Written instruction: In full and without deviation, write out the entries that follow.

Extracted entries:
▬▬▬▬▬▬

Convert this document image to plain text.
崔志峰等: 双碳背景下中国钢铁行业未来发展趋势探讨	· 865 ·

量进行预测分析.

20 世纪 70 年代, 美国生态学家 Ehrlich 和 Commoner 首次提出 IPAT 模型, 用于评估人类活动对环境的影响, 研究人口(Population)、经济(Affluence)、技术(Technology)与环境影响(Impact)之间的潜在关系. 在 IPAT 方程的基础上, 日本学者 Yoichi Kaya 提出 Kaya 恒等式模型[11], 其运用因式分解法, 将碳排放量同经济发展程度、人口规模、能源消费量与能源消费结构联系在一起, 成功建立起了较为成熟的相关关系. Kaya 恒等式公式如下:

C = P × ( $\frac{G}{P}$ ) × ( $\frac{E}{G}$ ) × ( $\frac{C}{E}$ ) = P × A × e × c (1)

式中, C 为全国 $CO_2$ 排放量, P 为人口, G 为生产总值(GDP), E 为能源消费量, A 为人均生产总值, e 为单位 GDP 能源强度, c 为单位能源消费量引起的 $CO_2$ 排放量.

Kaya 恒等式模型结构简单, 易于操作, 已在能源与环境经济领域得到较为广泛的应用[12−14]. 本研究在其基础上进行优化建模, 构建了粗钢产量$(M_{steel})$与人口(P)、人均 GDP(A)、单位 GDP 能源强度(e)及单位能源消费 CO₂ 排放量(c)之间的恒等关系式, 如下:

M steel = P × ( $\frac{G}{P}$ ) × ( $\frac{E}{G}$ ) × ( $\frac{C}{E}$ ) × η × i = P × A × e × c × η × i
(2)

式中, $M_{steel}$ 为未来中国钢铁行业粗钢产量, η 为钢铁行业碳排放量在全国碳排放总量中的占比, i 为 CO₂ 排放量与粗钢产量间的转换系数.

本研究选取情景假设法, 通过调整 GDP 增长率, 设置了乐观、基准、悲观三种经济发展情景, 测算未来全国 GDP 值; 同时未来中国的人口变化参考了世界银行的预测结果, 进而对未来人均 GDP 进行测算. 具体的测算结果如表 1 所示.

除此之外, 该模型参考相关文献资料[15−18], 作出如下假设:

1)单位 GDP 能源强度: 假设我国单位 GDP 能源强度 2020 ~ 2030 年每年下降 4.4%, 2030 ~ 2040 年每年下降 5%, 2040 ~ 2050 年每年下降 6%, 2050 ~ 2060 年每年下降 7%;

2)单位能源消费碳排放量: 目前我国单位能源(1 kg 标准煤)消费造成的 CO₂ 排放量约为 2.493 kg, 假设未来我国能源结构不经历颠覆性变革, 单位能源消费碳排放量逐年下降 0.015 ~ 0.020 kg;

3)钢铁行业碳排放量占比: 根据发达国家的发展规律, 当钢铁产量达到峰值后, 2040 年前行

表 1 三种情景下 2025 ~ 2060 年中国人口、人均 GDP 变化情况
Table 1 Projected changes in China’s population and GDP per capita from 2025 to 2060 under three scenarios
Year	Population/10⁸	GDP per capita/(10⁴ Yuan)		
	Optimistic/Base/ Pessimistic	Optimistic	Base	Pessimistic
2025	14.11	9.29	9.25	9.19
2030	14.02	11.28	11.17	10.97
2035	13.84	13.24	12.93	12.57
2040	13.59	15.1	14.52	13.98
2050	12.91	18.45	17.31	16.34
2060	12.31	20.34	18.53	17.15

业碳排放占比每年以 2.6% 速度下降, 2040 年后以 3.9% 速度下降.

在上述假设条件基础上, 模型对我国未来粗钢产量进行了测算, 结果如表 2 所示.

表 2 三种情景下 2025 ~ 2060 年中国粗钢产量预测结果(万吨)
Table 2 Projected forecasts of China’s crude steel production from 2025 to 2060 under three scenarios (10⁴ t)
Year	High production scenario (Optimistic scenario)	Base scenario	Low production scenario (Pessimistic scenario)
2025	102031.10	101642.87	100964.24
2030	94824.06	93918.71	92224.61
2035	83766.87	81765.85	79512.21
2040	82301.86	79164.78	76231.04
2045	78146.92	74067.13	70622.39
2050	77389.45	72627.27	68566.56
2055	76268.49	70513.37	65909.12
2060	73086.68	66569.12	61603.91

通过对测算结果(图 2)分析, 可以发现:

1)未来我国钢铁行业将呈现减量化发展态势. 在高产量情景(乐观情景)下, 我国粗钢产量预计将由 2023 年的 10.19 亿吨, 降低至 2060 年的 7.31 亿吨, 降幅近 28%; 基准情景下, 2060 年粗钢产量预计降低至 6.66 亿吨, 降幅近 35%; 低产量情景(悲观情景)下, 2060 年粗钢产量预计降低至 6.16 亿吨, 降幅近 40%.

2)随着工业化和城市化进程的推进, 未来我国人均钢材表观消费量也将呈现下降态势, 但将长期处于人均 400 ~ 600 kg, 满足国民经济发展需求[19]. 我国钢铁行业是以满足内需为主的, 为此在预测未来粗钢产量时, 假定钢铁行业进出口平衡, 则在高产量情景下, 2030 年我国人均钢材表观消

▬▬▬▬▬▬

Written solution:
Convert this document image to plain text.
崔志峰等: 双碳背景下中国钢铁行业未来发展趋势探讨	· 865 ·

量进行预测分析.

20 世纪 70 年代, 美国生态学家 Ehrlich 和 Commoner 首次提出 IPAT 模型, 用于评估人类活动对环境的影响, 研究人口(Population)、经济(Affluence)、技术(Technology)与环境影响(Impact)之间的潜在关系. 在 IPAT 方程的基础上, 日本学者 Yoichi Kaya 提出 Kaya 恒等式模型[11], 其运用因式分解法, 将碳排放量同经济发展程度、人口规模、能源消费量与能源消费结构联系在一起, 成功建立起了较为成熟的相关关系. Kaya 恒等式公式如下:

C = P × ( $\frac{G}{P}$ ) × ( $\frac{E}{G}$ ) × ( $\frac{C}{E}$ ) = P × A × e × c (1)

式中, C 为全国 $CO_2$ 排放量, P 为人口, G 为生产总值(GDP), E 为能源消费量, A 为人均生产总值, e 为单位 GDP 能源强度, c 为单位能源消费量引起的 $CO_2$ 排放量.

Kaya 恒等式模型结构简单, 易于操作, 已在能源与环境经济领域得到较为广泛的应用[12−14]. 本研究在其基础上进行优化建模, 构建了粗钢产量$(M_{steel})$与人口(P)、人均 GDP(A)、单位 GDP 能源强度(e)及单位能源消费 CO₂ 排放量(c)之间的恒等关系式, 如下:

M steel = P × ( $\frac{G}{P}$ ) × ( $\frac{E}{G}$ ) × ( $\frac{C}{E}$ ) × η × i = P × A × e × c × η × i
(2)

式中, $M_{steel}$ 为未来中国钢铁行业粗钢产量, η 为钢铁行业碳排放量在全国碳排放总量中的占比, i 为 CO₂ 排放量与粗钢产量间的转换系数.

本研究选取情景假设法, 通过调整 GDP 增长率, 设置了乐观、基准、悲观三种经济发展情景, 测算未来全国 GDP 值; 同时未来中国的人口变化参考了世界银行的预测结果, 进而对未来人均 GDP 进行测算. 具体的测算结果如表 1 所示.

除此之外, 该模型参考相关文献资料[15−18], 作出如下假设:

1)单位 GDP 能源强度: 假设我国单位 GDP 能源强度 2020 ~ 2030 年每年下降 4.4%, 2030 ~ 2040 年每年下降 5%, 2040 ~ 2050 年每年下降 6%, 2050 ~ 2060 年每年下降 7%;

2)单位能源消费碳排放量: 目前我国单位能源(1 kg 标准煤)消费造成的 CO₂ 排放量约为 2.493 kg, 假设未来我国能源结构不经历颠覆性变革, 单位能源消费碳排放量逐年下降 0.015 ~ 0.020 kg;

3)钢铁行业碳排放量占比: 根据发达国家的发展规律, 当钢铁产量达到峰值后, 2040 年前行

表 1 三种情景下 2025 ~ 2060 年中国人口、人均 GDP 变化情况
Table 1 Projected changes in China’s population and GDP per capita from 2025 to 2060 under three scenarios
Year	Population/10⁸	GDP per capita/(10⁴ Yuan)		
	Optimistic/Base/ Pessimistic	Optimistic	Base	Pessimistic
2025	14.11	9.29	9.25	9.19
2030	14.02	11.28	11.17	10.97
2035	13.84	13.24	12.93	12.57
2040	13.59	15.1	14.52	13.98
2050	12.91	18.45	17.31	16.34
2060	12.31	20.34	18.53	17.15

业碳排放占比每年以 2.6% 速度下降, 2040 年后以 3.9% 速度下降.

在上述假设条件基础上, 模型对我国未来粗钢产量进行了测算, 结果如表 2 所示.

表 2 三种情景下 2025 ~ 2060 年中国粗钢产量预测结果(万吨)
Table 2 Projected forecasts of China’s crude steel production from 2025 to 2060 under three scenarios (10⁴ t)
Year	High production scenario (Optimistic scenario)	Base scenario	Low production scenario (Pessimistic scenario)
2025	102031.10	101642.87	100964.24
2030	94824.06	93918.71	92224.61
2035	83766.87	81765.85	79512.21
2040	82301.86	79164.78	76231.04
2045	78146.92	74067.13	70622.39
2050	77389.45	72627.27	68566.56
2055	76268.49	70513.37	65909.12
2060	73086.68	66569.12	61603.91

通过对测算结果(图 2)分析, 可以发现:

1)未来我国钢铁行业将呈现减量化发展态势. 在高产量情景(乐观情景)下, 我国粗钢产量预计将由 2023 年的 10.19 亿吨, 降低至 2060 年的 7.31 亿吨, 降幅近 28%; 基准情景下, 2060 年粗钢产量预计降低至 6.66 亿吨, 降幅近 35%; 低产量情景(悲观情景)下, 2060 年粗钢产量预计降低至 6.16 亿吨, 降幅近 40%.

2)随着工业化和城市化进程的推进, 未来我国人均钢材表观消费量也将呈现下降态势, 但将长期处于人均 400 ~ 600 kg, 满足国民经济发展需求[19]. 我国钢铁行业是以满足内需为主的, 为此在预测未来粗钢产量时, 假定钢铁行业进出口平衡, 则在高产量情景下, 2030 年我国人均钢材表观消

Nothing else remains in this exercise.